(Figure data in JSON)
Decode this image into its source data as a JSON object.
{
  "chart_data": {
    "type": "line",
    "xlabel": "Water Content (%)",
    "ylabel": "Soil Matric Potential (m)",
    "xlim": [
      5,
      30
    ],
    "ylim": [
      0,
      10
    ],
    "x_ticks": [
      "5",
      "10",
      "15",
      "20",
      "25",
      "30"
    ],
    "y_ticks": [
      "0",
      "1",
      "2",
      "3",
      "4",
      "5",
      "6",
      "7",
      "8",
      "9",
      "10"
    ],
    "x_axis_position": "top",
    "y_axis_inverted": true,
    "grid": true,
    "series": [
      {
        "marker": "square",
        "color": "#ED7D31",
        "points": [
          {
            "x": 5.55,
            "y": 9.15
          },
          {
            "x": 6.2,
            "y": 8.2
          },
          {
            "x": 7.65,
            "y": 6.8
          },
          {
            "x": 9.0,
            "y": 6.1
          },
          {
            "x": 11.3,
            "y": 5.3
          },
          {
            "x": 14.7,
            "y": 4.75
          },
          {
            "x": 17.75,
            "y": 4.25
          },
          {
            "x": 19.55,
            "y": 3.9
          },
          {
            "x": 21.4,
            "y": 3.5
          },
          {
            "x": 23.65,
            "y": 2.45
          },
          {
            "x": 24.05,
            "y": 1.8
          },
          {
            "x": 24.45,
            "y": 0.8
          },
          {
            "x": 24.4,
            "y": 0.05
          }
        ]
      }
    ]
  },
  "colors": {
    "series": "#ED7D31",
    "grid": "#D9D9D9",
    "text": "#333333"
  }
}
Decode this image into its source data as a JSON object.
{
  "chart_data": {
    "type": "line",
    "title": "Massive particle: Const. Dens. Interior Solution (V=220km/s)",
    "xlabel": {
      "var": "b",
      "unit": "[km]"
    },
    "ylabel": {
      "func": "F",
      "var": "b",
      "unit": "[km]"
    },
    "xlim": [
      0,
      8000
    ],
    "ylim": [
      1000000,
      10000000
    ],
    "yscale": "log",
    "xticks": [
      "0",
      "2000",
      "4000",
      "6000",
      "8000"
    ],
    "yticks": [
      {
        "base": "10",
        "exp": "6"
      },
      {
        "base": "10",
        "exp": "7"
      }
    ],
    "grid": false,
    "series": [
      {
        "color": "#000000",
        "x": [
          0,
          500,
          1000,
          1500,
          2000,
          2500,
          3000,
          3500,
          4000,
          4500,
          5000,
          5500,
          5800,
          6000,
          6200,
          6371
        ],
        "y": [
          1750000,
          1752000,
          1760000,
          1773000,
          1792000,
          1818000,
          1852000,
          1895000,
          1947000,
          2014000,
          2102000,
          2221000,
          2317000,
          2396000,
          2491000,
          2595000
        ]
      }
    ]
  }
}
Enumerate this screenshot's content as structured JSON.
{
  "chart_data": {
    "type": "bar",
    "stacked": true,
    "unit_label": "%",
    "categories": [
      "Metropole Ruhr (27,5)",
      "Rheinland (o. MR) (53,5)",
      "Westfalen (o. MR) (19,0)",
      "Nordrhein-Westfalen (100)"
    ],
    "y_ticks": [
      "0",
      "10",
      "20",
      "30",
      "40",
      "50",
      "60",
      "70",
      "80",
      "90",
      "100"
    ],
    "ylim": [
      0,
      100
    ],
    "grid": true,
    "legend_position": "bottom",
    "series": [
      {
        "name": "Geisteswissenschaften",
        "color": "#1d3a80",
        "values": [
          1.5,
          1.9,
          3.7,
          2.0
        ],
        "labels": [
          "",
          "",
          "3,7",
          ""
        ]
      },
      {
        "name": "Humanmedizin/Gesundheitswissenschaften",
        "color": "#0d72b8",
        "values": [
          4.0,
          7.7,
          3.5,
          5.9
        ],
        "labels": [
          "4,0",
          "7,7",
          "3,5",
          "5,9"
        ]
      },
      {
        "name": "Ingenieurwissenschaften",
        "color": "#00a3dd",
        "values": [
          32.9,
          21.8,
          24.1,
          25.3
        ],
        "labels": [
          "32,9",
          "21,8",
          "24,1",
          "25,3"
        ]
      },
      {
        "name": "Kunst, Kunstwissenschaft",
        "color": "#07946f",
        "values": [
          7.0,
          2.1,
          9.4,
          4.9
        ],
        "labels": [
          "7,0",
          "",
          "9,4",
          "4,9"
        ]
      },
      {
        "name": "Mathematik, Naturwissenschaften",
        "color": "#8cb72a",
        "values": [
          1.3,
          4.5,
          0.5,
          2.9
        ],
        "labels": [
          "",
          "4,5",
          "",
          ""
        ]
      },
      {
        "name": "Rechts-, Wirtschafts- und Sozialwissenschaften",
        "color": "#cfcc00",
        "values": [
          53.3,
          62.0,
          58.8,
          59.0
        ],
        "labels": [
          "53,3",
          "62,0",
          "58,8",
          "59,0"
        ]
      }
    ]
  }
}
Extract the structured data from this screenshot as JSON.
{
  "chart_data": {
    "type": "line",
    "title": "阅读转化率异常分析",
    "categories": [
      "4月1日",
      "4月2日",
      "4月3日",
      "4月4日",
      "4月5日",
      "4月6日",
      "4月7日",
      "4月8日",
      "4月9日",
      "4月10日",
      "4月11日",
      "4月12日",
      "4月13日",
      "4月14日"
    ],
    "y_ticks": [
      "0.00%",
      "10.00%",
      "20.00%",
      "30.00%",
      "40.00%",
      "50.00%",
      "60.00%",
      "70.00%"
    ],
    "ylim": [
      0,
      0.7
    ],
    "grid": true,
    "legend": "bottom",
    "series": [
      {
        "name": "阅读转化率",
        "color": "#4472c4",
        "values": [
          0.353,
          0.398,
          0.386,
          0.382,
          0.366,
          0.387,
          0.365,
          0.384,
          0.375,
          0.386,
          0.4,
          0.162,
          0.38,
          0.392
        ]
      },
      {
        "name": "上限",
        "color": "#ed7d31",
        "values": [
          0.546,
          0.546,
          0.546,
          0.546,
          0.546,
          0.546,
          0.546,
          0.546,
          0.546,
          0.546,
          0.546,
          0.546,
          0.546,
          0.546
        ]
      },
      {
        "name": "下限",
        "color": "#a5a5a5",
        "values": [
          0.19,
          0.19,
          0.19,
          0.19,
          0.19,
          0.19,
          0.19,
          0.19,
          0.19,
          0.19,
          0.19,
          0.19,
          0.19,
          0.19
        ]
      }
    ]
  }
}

TASK:
Retype all the records, matching them exactly.

RESULT FOR THIS TASK:
Decode this image into its source data as a JSON object.
{
  "chart_data": {
    "type": "line",
    "xlabel": "Water Content (%)",
    "ylabel": "Soil Matric Potential (m)",
    "xlim": [
      5,
      30
    ],
    "ylim": [
      0,
      10
    ],
    "x_ticks": [
      "5",
      "10",
      "15",
      "20",
      "25",
      "30"
    ],
    "y_ticks": [
      "0",
      "1",
      "2",
      "3",
      "4",
      "5",
      "6",
      "7",
      "8",
      "9",
      "10"
    ],
    "x_axis_position": "top",
    "y_axis_inverted": true,
    "grid": true,
    "series": [
      {
        "marker": "square",
        "color": "#ED7D31",
        "points": [
          {
            "x": 5.55,
            "y": 9.15
          },
          {
            "x": 6.2,
            "y": 8.2
          },
          {
            "x": 7.65,
            "y": 6.8
          },
          {
            "x": 9.0,
            "y": 6.1
          },
          {
            "x": 11.3,
            "y": 5.3
          },
          {
            "x": 14.7,
            "y": 4.75
          },
          {
            "x": 17.75,
            "y": 4.25
          },
          {
            "x": 19.55,
            "y": 3.9
          },
          {
            "x": 21.4,
            "y": 3.5
          },
          {
            "x": 23.65,
            "y": 2.45
          },
          {
            "x": 24.05,
            "y": 1.8
          },
          {
            "x": 24.45,
            "y": 0.8
          },
          {
            "x": 24.4,
            "y": 0.05
          }
        ]
      }
    ]
  },
  "colors": {
    "series": "#ED7D31",
    "grid": "#D9D9D9",
    "text": "#333333"
  }
}
Decode this image into its source data as a JSON object.
{
  "chart_data": {
    "type": "line",
    "title": "Massive particle: Const. Dens. Interior Solution (V=220km/s)",
    "xlabel": {
      "var": "b",
      "unit": "[km]"
    },
    "ylabel": {
      "func": "F",
      "var": "b",
      "unit": "[km]"
    },
    "xlim": [
      0,
      8000
    ],
    "ylim": [
      1000000,
      10000000
    ],
    "yscale": "log",
    "xticks": [
      "0",
      "2000",
      "4000",
      "6000",
      "8000"
    ],
    "yticks": [
      {
        "base": "10",
        "exp": "6"
      },
      {
        "base": "10",
        "exp": "7"
      }
    ],
    "grid": false,
    "series": [
      {
        "color": "#000000",
        "x": [
          0,
          500,
          1000,
          1500,
          2000,
          2500,
          3000,
          3500,
          4000,
          4500,
          5000,
          5500,
          5800,
          6000,
          6200,
          6371
        ],
        "y": [
          1750000,
          1752000,
          1760000,
          1773000,
          1792000,
          1818000,
          1852000,
          1895000,
          1947000,
          2014000,
          2102000,
          2221000,
          2317000,
          2396000,
          2491000,
          2595000
        ]
      }
    ]
  }
}
Enumerate this screenshot's content as structured JSON.
{
  "chart_data": {
    "type": "bar",
    "stacked": true,
    "unit_label": "%",
    "categories": [
      "Metropole Ruhr (27,5)",
      "Rheinland (o. MR) (53,5)",
      "Westfalen (o. MR) (19,0)",
      "Nordrhein-Westfalen (100)"
    ],
    "y_ticks": [
      "0",
      "10",
      "20",
      "30",
      "40",
      "50",
      "60",
      "70",
      "80",
      "90",
      "100"
    ],
    "ylim": [
      0,
      100
    ],
    "grid": true,
    "legend_position": "bottom",
    "series": [
      {
        "name": "Geisteswissenschaften",
        "color": "#1d3a80",
        "values": [
          1.5,
          1.9,
          3.7,
          2.0
        ],
        "labels": [
          "",
          "",
          "3,7",
          ""
        ]
      },
      {
        "name": "Humanmedizin/Gesundheitswissenschaften",
        "color": "#0d72b8",
        "values": [
          4.0,
          7.7,
          3.5,
          5.9
        ],
        "labels": [
          "4,0",
          "7,7",
          "3,5",
          "5,9"
        ]
      },
      {
        "name": "Ingenieurwissenschaften",
        "color": "#00a3dd",
        "values": [
          32.9,
          21.8,
          24.1,
          25.3
        ],
        "labels": [
          "32,9",
          "21,8",
          "24,1",
          "25,3"
        ]
      },
      {
        "name": "Kunst, Kunstwissenschaft",
        "color": "#07946f",
        "values": [
          7.0,
          2.1,
          9.4,
          4.9
        ],
        "labels": [
          "7,0",
          "",
          "9,4",
          "4,9"
        ]
      },
      {
        "name": "Mathematik, Naturwissenschaften",
        "color": "#8cb72a",
        "values": [
          1.3,
          4.5,
          0.5,
          2.9
        ],
        "labels": [
          "",
          "4,5",
          "",
          ""
        ]
      },
      {
        "name": "Rechts-, Wirtschafts- und Sozialwissenschaften",
        "color": "#cfcc00",
        "values": [
          53.3,
          62.0,
          58.8,
          59.0
        ],
        "labels": [
          "53,3",
          "62,0",
          "58,8",
          "59,0"
        ]
      }
    ]
  }
}
Extract the structured data from this screenshot as JSON.
{
  "chart_data": {
    "type": "line",
    "title": "阅读转化率异常分析",
    "categories": [
      "4月1日",
      "4月2日",
      "4月3日",
      "4月4日",
      "4月5日",
      "4月6日",
      "4月7日",
      "4月8日",
      "4月9日",
      "4月10日",
      "4月11日",
      "4月12日",
      "4月13日",
      "4月14日"
    ],
    "y_ticks": [
      "0.00%",
      "10.00%",
      "20.00%",
      "30.00%",
      "40.00%",
      "50.00%",
      "60.00%",
      "70.00%"
    ],
    "ylim": [
      0,
      0.7
    ],
    "grid": true,
    "legend": "bottom",
    "series": [
      {
        "name": "阅读转化率",
        "color": "#4472c4",
        "values": [
          0.353,
          0.398,
          0.386,
          0.382,
          0.366,
          0.387,
          0.365,
          0.384,
          0.375,
          0.386,
          0.4,
          0.162,
          0.38,
          0.392
        ]
      },
      {
        "name": "上限",
        "color": "#ed7d31",
        "values": [
          0.546,
          0.546,
          0.546,
          0.546,
          0.546,
          0.546,
          0.546,
          0.546,
          0.546,
          0.546,
          0.546,
          0.546,
          0.546,
          0.546
        ]
      },
      {
        "name": "下限",
        "color": "#a5a5a5",
        "values": [
          0.19,
          0.19,
          0.19,
          0.19,
          0.19,
          0.19,
          0.19,
          0.19,
          0.19,
          0.19,
          0.19,
          0.19,
          0.19,
          0.19
        ]
      }
    ]
  }
}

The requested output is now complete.